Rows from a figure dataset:
* start *

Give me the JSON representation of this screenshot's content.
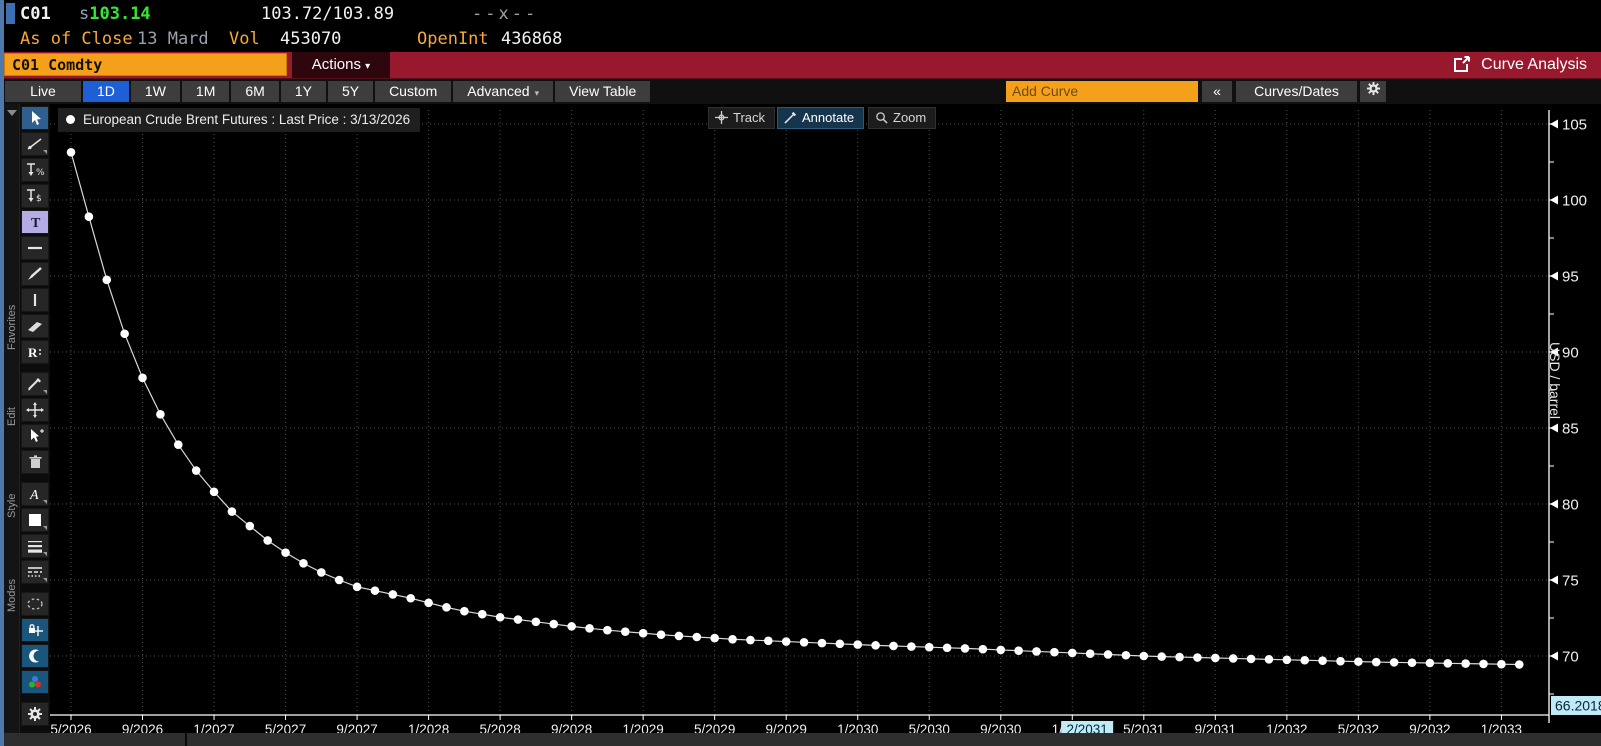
{
  "top_bar": {
    "ticker": "C01",
    "settle_prefix": "s",
    "last_price": "103.14",
    "bid_ask": "103.72/103.89",
    "cross": "--x--",
    "as_of_label": "As of Close",
    "as_of_date": "13 Mard",
    "vol_label": "Vol",
    "vol_value": "453070",
    "open_int_label": "OpenInt",
    "open_int_value": "436868"
  },
  "security_bar": {
    "security_input": "C01 Comdty",
    "actions_label": "Actions",
    "function_title": "Curve Analysis"
  },
  "tab_bar": {
    "tabs": [
      "Live",
      "1D",
      "1W",
      "1M",
      "6M",
      "1Y",
      "5Y",
      "Custom",
      "Advanced",
      "View Table"
    ],
    "selected_tab": "1D",
    "dropdown_tabs": [
      "Advanced"
    ],
    "add_curve_placeholder": "Add Curve",
    "collapse_label": "«",
    "curves_dates_label": "Curves/Dates",
    "gear_icon": "gear-icon"
  },
  "toolbar": {
    "group_labels": [
      "Favorites",
      "Edit",
      "Style",
      "Modes"
    ],
    "tools": [
      {
        "name": "cursor-tool",
        "state": "selected"
      },
      {
        "name": "trendline-tool",
        "dropdown": true
      },
      {
        "name": "price-label-percent-tool"
      },
      {
        "name": "price-label-dollar-tool"
      },
      {
        "name": "text-tool",
        "state": "lavender"
      },
      {
        "name": "horizontal-line-tool"
      },
      {
        "name": "brush-tool"
      },
      {
        "name": "vertical-line-tool"
      },
      {
        "name": "band-tool"
      },
      {
        "name": "regression-tool"
      },
      {
        "name": "pencil-tool",
        "dropdown": true
      },
      {
        "name": "move-tool"
      },
      {
        "name": "select-add-tool"
      },
      {
        "name": "trash-tool"
      },
      {
        "name": "font-tool",
        "dropdown": true
      },
      {
        "name": "color-swatch-tool",
        "dropdown": true
      },
      {
        "name": "line-width-tool",
        "dropdown": true
      },
      {
        "name": "line-style-tool",
        "dropdown": true
      },
      {
        "name": "lasso-tool"
      },
      {
        "name": "snap-mode-tool",
        "state": "mode-on"
      },
      {
        "name": "crescent-mode-tool",
        "state": "mode-on"
      },
      {
        "name": "color-mode-tool",
        "state": "mode-on"
      },
      {
        "name": "settings-tool"
      }
    ]
  },
  "chart": {
    "legend": "European Crude Brent Futures : Last Price : 3/13/2026",
    "overlay_buttons": [
      "Track",
      "Annotate",
      "Zoom"
    ],
    "active_overlay": "Annotate",
    "track_x_value": "2/2031",
    "track_y_value": "66.2018",
    "y_axis_title": "USD / barrel"
  },
  "colors": {
    "amber": "#f7a838",
    "price_green": "#36e636",
    "bar_red": "#98192e",
    "selected_blue": "#1e5fd6",
    "mode_blue": "#1a567c",
    "track_cyan": "#bfeaf6",
    "grid_gray": "#4f4f4f"
  },
  "chart_data": {
    "type": "line",
    "title": "European Crude Brent Futures : Last Price : 3/13/2026",
    "ylabel": "USD / barrel",
    "ylim": [
      66.2,
      106.0
    ],
    "yticks": [
      70,
      75,
      80,
      85,
      90,
      95,
      100,
      105
    ],
    "grid": "dotted",
    "legend_position": "top-left",
    "marker": "circle",
    "x": [
      "5/2026",
      "6/2026",
      "7/2026",
      "8/2026",
      "9/2026",
      "10/2026",
      "11/2026",
      "12/2026",
      "1/2027",
      "2/2027",
      "3/2027",
      "4/2027",
      "5/2027",
      "6/2027",
      "7/2027",
      "8/2027",
      "9/2027",
      "10/2027",
      "11/2027",
      "12/2027",
      "1/2028",
      "2/2028",
      "3/2028",
      "4/2028",
      "5/2028",
      "6/2028",
      "7/2028",
      "8/2028",
      "9/2028",
      "10/2028",
      "11/2028",
      "12/2028",
      "1/2029",
      "2/2029",
      "3/2029",
      "4/2029",
      "5/2029",
      "6/2029",
      "7/2029",
      "8/2029",
      "9/2029",
      "10/2029",
      "11/2029",
      "12/2029",
      "1/2030",
      "2/2030",
      "3/2030",
      "4/2030",
      "5/2030",
      "6/2030",
      "7/2030",
      "8/2030",
      "9/2030",
      "10/2030",
      "11/2030",
      "12/2030",
      "1/2031",
      "2/2031",
      "3/2031",
      "4/2031",
      "5/2031",
      "6/2031",
      "7/2031",
      "8/2031",
      "9/2031",
      "10/2031",
      "11/2031",
      "12/2031",
      "1/2032",
      "2/2032",
      "3/2032",
      "4/2032",
      "5/2032",
      "6/2032",
      "7/2032",
      "8/2032",
      "9/2032",
      "10/2032",
      "11/2032",
      "12/2032",
      "1/2033",
      "2/2033"
    ],
    "values": [
      103.14,
      98.9,
      94.75,
      91.2,
      88.3,
      85.9,
      83.9,
      82.2,
      80.8,
      79.5,
      78.55,
      77.6,
      76.8,
      76.1,
      75.5,
      75.0,
      74.55,
      74.3,
      74.05,
      73.8,
      73.5,
      73.2,
      72.95,
      72.75,
      72.55,
      72.4,
      72.25,
      72.1,
      71.95,
      71.82,
      71.7,
      71.6,
      71.5,
      71.4,
      71.32,
      71.25,
      71.18,
      71.1,
      71.05,
      71.0,
      70.95,
      70.9,
      70.85,
      70.8,
      70.75,
      70.7,
      70.66,
      70.62,
      70.58,
      70.54,
      70.5,
      70.45,
      70.4,
      70.35,
      70.3,
      70.25,
      70.2,
      70.15,
      70.1,
      70.05,
      70.0,
      69.96,
      69.93,
      69.9,
      69.87,
      69.84,
      69.81,
      69.78,
      69.75,
      69.72,
      69.69,
      69.66,
      69.63,
      69.6,
      69.58,
      69.56,
      69.54,
      69.52,
      69.5,
      69.48,
      69.46,
      69.44
    ],
    "xticklabels": [
      "5/2026",
      "9/2026",
      "1/2027",
      "5/2027",
      "9/2027",
      "1/2028",
      "5/2028",
      "9/2028",
      "1/2029",
      "5/2029",
      "9/2029",
      "1/2030",
      "5/2030",
      "9/2030",
      "1/2031",
      "5/2031",
      "9/2031",
      "1/2032",
      "5/2032",
      "9/2032",
      "1/2033"
    ],
    "tracked_point": {
      "x": "2/2031",
      "y": 66.2018
    }
  }
}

* end *

Repeat all the data as it stands, dropping any images it holds.

Give me the JSON representation of this screenshot's content.
{
  "top_bar": {
    "ticker": "C01",
    "settle_prefix": "s",
    "last_price": "103.14",
    "bid_ask": "103.72/103.89",
    "cross": "--x--",
    "as_of_label": "As of Close",
    "as_of_date": "13 Mard",
    "vol_label": "Vol",
    "vol_value": "453070",
    "open_int_label": "OpenInt",
    "open_int_value": "436868"
  },
  "security_bar": {
    "security_input": "C01 Comdty",
    "actions_label": "Actions",
    "function_title": "Curve Analysis"
  },
  "tab_bar": {
    "tabs": [
      "Live",
      "1D",
      "1W",
      "1M",
      "6M",
      "1Y",
      "5Y",
      "Custom",
      "Advanced",
      "View Table"
    ],
    "selected_tab": "1D",
    "dropdown_tabs": [
      "Advanced"
    ],
    "add_curve_placeholder": "Add Curve",
    "collapse_label": "«",
    "curves_dates_label": "Curves/Dates",
    "gear_icon": "gear-icon"
  },
  "toolbar": {
    "group_labels": [
      "Favorites",
      "Edit",
      "Style",
      "Modes"
    ],
    "tools": [
      {
        "name": "cursor-tool",
        "state": "selected"
      },
      {
        "name": "trendline-tool",
        "dropdown": true
      },
      {
        "name": "price-label-percent-tool"
      },
      {
        "name": "price-label-dollar-tool"
      },
      {
        "name": "text-tool",
        "state": "lavender"
      },
      {
        "name": "horizontal-line-tool"
      },
      {
        "name": "brush-tool"
      },
      {
        "name": "vertical-line-tool"
      },
      {
        "name": "band-tool"
      },
      {
        "name": "regression-tool"
      },
      {
        "name": "pencil-tool",
        "dropdown": true
      },
      {
        "name": "move-tool"
      },
      {
        "name": "select-add-tool"
      },
      {
        "name": "trash-tool"
      },
      {
        "name": "font-tool",
        "dropdown": true
      },
      {
        "name": "color-swatch-tool",
        "dropdown": true
      },
      {
        "name": "line-width-tool",
        "dropdown": true
      },
      {
        "name": "line-style-tool",
        "dropdown": true
      },
      {
        "name": "lasso-tool"
      },
      {
        "name": "snap-mode-tool",
        "state": "mode-on"
      },
      {
        "name": "crescent-mode-tool",
        "state": "mode-on"
      },
      {
        "name": "color-mode-tool",
        "state": "mode-on"
      },
      {
        "name": "settings-tool"
      }
    ]
  },
  "chart": {
    "legend": "European Crude Brent Futures : Last Price : 3/13/2026",
    "overlay_buttons": [
      "Track",
      "Annotate",
      "Zoom"
    ],
    "active_overlay": "Annotate",
    "track_x_value": "2/2031",
    "track_y_value": "66.2018",
    "y_axis_title": "USD / barrel"
  },
  "colors": {
    "amber": "#f7a838",
    "price_green": "#36e636",
    "bar_red": "#98192e",
    "selected_blue": "#1e5fd6",
    "mode_blue": "#1a567c",
    "track_cyan": "#bfeaf6",
    "grid_gray": "#4f4f4f"
  },
  "chart_data": {
    "type": "line",
    "title": "European Crude Brent Futures : Last Price : 3/13/2026",
    "ylabel": "USD / barrel",
    "ylim": [
      66.2,
      106.0
    ],
    "yticks": [
      70,
      75,
      80,
      85,
      90,
      95,
      100,
      105
    ],
    "grid": "dotted",
    "legend_position": "top-left",
    "marker": "circle",
    "x": [
      "5/2026",
      "6/2026",
      "7/2026",
      "8/2026",
      "9/2026",
      "10/2026",
      "11/2026",
      "12/2026",
      "1/2027",
      "2/2027",
      "3/2027",
      "4/2027",
      "5/2027",
      "6/2027",
      "7/2027",
      "8/2027",
      "9/2027",
      "10/2027",
      "11/2027",
      "12/2027",
      "1/2028",
      "2/2028",
      "3/2028",
      "4/2028",
      "5/2028",
      "6/2028",
      "7/2028",
      "8/2028",
      "9/2028",
      "10/2028",
      "11/2028",
      "12/2028",
      "1/2029",
      "2/2029",
      "3/2029",
      "4/2029",
      "5/2029",
      "6/2029",
      "7/2029",
      "8/2029",
      "9/2029",
      "10/2029",
      "11/2029",
      "12/2029",
      "1/2030",
      "2/2030",
      "3/2030",
      "4/2030",
      "5/2030",
      "6/2030",
      "7/2030",
      "8/2030",
      "9/2030",
      "10/2030",
      "11/2030",
      "12/2030",
      "1/2031",
      "2/2031",
      "3/2031",
      "4/2031",
      "5/2031",
      "6/2031",
      "7/2031",
      "8/2031",
      "9/2031",
      "10/2031",
      "11/2031",
      "12/2031",
      "1/2032",
      "2/2032",
      "3/2032",
      "4/2032",
      "5/2032",
      "6/2032",
      "7/2032",
      "8/2032",
      "9/2032",
      "10/2032",
      "11/2032",
      "12/2032",
      "1/2033",
      "2/2033"
    ],
    "values": [
      103.14,
      98.9,
      94.75,
      91.2,
      88.3,
      85.9,
      83.9,
      82.2,
      80.8,
      79.5,
      78.55,
      77.6,
      76.8,
      76.1,
      75.5,
      75.0,
      74.55,
      74.3,
      74.05,
      73.8,
      73.5,
      73.2,
      72.95,
      72.75,
      72.55,
      72.4,
      72.25,
      72.1,
      71.95,
      71.82,
      71.7,
      71.6,
      71.5,
      71.4,
      71.32,
      71.25,
      71.18,
      71.1,
      71.05,
      71.0,
      70.95,
      70.9,
      70.85,
      70.8,
      70.75,
      70.7,
      70.66,
      70.62,
      70.58,
      70.54,
      70.5,
      70.45,
      70.4,
      70.35,
      70.3,
      70.25,
      70.2,
      70.15,
      70.1,
      70.05,
      70.0,
      69.96,
      69.93,
      69.9,
      69.87,
      69.84,
      69.81,
      69.78,
      69.75,
      69.72,
      69.69,
      69.66,
      69.63,
      69.6,
      69.58,
      69.56,
      69.54,
      69.52,
      69.5,
      69.48,
      69.46,
      69.44
    ],
    "xticklabels": [
      "5/2026",
      "9/2026",
      "1/2027",
      "5/2027",
      "9/2027",
      "1/2028",
      "5/2028",
      "9/2028",
      "1/2029",
      "5/2029",
      "9/2029",
      "1/2030",
      "5/2030",
      "9/2030",
      "1/2031",
      "5/2031",
      "9/2031",
      "1/2032",
      "5/2032",
      "9/2032",
      "1/2033"
    ],
    "tracked_point": {
      "x": "2/2031",
      "y": 66.2018
    }
  }
}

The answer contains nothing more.